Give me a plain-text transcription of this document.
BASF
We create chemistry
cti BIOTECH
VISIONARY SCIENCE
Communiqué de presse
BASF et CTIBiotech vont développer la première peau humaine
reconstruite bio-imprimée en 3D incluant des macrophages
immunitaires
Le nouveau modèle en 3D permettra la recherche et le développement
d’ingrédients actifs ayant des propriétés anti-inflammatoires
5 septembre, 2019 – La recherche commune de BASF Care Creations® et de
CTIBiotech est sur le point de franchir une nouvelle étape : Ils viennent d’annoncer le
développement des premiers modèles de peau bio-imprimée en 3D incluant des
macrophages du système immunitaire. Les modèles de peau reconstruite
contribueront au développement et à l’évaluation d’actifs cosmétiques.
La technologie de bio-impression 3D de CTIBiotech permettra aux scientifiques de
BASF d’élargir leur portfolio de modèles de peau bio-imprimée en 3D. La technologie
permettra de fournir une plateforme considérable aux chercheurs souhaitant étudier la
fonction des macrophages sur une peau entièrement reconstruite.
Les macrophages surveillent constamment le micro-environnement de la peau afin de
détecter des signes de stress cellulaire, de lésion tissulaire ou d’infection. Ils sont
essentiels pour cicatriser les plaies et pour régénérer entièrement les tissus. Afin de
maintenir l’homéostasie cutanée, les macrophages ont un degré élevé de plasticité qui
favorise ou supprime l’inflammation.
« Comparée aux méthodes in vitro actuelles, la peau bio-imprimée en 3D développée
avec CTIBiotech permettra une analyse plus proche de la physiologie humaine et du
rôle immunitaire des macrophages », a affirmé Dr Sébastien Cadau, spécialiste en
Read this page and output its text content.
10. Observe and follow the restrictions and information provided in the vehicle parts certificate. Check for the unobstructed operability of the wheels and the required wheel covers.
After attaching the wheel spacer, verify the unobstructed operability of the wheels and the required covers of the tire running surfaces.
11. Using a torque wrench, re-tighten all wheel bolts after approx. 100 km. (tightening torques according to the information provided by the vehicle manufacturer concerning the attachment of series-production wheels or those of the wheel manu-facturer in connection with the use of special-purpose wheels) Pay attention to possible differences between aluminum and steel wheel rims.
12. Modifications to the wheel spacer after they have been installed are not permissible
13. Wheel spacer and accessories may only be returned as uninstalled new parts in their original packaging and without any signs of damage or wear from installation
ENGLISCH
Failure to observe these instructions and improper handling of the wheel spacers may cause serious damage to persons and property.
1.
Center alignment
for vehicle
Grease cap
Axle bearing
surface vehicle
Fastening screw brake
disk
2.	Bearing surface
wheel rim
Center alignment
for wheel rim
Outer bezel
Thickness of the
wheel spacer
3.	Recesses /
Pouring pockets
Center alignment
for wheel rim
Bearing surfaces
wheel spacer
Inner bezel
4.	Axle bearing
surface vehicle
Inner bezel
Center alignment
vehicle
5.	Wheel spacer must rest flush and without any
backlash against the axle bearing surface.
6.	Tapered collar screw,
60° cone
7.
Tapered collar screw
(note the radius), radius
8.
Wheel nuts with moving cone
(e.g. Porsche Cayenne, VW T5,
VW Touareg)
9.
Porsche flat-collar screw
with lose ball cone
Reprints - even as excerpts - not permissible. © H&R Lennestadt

····················

_WHAT IS ASKED_
Search the records above for "incluant". Copy each line where it is found.

_OUTPUT OF THE TASK_
reconstruite bio-imprimée en 3D incluant des macrophages
développement des premiers modèles de peau bio-imprimée en 3D incluant des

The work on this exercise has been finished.